───── DATA LISTING ─────

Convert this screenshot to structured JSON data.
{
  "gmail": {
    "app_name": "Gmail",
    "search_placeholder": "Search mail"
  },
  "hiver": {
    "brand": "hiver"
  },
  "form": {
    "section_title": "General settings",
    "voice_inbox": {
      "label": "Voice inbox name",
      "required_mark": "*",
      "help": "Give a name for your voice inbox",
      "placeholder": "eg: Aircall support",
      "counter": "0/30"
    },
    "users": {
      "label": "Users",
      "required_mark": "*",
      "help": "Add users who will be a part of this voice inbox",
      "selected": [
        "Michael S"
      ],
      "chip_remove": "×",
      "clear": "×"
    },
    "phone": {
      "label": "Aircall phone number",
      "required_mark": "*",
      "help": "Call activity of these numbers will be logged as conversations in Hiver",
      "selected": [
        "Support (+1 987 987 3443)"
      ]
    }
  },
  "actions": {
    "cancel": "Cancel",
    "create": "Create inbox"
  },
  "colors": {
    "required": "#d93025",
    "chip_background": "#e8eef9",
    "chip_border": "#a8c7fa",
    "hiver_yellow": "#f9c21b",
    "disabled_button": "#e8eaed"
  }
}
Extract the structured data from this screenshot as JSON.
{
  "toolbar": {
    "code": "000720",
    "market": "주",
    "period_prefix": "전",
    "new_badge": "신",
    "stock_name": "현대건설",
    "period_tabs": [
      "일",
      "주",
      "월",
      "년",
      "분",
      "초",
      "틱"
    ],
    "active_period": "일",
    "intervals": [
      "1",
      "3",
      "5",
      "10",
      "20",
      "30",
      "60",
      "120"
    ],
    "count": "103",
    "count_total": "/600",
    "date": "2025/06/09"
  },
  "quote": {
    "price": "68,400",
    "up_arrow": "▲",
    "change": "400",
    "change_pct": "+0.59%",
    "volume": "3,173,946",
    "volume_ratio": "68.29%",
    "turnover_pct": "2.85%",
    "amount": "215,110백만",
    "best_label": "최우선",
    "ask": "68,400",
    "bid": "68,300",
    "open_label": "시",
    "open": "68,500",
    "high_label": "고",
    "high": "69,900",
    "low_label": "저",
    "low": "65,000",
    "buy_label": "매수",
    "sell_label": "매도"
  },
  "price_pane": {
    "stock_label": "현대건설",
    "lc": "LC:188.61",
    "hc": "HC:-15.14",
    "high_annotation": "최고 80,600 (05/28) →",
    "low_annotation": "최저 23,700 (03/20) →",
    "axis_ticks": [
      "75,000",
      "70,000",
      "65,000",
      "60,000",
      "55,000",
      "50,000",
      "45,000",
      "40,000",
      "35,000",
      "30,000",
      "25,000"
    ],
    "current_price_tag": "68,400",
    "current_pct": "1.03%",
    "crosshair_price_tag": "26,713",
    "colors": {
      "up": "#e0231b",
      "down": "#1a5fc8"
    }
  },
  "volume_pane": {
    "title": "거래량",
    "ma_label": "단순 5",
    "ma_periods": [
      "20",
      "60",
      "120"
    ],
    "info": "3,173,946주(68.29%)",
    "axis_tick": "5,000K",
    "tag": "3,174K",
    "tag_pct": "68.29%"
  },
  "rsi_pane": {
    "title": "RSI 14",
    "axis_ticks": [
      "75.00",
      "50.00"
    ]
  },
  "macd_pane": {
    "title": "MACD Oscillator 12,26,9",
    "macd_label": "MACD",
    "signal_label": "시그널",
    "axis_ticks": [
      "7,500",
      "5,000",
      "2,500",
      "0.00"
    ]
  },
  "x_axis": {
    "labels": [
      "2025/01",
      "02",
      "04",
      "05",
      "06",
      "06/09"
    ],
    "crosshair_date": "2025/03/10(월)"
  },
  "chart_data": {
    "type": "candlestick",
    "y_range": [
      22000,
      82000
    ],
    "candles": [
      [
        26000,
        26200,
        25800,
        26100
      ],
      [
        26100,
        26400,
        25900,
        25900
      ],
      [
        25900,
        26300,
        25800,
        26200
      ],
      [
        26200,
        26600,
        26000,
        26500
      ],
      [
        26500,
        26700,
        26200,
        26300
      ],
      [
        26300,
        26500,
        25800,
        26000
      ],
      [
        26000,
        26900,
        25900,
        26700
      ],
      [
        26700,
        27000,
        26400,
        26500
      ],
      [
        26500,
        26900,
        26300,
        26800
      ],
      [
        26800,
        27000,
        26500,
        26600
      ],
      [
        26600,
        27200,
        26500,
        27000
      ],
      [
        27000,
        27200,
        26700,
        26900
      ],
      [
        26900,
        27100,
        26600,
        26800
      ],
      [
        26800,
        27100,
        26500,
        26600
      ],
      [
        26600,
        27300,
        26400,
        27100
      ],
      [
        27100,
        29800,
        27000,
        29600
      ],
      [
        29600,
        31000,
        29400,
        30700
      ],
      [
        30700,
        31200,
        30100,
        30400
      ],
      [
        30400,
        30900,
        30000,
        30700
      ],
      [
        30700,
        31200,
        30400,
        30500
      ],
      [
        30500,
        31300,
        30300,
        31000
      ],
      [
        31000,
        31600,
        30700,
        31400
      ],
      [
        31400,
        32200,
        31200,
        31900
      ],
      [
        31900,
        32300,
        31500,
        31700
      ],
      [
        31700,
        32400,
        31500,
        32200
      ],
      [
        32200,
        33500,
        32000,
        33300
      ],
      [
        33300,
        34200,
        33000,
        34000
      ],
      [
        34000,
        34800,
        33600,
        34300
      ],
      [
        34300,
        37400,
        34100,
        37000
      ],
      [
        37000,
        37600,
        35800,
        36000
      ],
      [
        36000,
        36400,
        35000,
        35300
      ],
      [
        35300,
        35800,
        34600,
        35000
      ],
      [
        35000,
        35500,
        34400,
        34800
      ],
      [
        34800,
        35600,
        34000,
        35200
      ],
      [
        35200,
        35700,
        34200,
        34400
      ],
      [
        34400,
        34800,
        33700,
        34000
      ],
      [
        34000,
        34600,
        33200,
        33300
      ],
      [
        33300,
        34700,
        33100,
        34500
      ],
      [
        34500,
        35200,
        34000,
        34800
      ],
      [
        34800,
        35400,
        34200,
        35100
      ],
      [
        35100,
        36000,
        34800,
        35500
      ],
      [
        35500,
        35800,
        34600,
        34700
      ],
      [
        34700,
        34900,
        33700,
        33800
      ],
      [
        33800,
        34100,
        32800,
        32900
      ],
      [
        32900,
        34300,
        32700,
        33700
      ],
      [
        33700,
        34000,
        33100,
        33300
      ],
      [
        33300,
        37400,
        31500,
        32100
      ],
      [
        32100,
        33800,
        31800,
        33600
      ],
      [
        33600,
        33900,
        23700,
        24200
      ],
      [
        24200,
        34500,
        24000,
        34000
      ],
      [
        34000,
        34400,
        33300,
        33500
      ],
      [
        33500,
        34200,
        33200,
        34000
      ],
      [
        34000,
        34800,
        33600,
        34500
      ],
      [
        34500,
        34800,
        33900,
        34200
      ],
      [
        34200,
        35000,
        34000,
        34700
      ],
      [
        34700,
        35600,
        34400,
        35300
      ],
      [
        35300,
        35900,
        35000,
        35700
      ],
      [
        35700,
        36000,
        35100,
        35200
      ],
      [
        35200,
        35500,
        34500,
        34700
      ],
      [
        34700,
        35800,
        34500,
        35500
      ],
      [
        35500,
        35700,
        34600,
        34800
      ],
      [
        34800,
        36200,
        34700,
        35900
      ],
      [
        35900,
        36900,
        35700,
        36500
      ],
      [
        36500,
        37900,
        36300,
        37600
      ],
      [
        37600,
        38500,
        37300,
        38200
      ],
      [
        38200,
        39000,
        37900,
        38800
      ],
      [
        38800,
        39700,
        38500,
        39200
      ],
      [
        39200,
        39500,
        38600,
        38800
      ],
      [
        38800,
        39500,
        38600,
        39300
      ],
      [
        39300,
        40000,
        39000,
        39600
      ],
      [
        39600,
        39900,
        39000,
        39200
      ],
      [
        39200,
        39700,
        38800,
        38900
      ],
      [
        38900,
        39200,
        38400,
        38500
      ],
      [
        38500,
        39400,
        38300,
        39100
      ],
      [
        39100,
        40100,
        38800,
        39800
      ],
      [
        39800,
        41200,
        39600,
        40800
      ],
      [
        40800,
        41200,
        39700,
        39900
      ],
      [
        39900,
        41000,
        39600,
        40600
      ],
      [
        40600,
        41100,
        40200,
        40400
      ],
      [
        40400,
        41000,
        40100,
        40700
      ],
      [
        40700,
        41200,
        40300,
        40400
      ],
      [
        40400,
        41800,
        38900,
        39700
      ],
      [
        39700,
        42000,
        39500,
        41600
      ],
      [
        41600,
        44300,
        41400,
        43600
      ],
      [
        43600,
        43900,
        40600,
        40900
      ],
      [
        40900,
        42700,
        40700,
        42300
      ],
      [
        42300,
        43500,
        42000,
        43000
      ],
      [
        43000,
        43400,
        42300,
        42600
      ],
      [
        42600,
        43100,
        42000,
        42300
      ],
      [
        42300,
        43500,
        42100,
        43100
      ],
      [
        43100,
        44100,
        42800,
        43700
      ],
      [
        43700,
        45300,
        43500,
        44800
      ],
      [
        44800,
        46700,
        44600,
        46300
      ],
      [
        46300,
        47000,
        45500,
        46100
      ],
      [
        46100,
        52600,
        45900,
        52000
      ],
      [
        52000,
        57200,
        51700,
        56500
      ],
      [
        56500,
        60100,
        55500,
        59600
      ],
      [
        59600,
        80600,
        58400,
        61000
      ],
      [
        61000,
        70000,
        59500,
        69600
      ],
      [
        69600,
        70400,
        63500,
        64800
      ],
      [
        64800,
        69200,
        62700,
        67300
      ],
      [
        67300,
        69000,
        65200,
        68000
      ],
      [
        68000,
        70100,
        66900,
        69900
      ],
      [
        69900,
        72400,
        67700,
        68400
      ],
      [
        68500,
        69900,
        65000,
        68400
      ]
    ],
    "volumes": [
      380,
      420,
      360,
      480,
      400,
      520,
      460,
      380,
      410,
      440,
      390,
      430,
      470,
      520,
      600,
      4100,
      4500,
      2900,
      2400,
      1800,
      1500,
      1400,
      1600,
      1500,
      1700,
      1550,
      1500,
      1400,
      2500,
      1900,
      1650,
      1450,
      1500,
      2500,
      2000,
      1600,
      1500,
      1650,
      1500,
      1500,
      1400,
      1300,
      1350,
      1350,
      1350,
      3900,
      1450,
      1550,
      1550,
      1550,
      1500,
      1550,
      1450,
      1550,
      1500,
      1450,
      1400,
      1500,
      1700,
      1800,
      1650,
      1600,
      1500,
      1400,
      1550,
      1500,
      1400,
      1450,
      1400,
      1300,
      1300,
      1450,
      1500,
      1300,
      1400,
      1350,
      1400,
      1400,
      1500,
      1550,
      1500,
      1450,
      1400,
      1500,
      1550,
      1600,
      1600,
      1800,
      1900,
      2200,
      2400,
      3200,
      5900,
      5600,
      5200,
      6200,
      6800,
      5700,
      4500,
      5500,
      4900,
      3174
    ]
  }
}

─────

*GIVEN REQUEST:* Identify the lines above with the word "help". Copy them.

*EXERCISE OUTPUT:*
      "help": "Give a name for your voice inbox",
      "help": "Add users who will be a part of this voice inbox",
      "help": "Call activity of these numbers will be logged as conversations in Hiver",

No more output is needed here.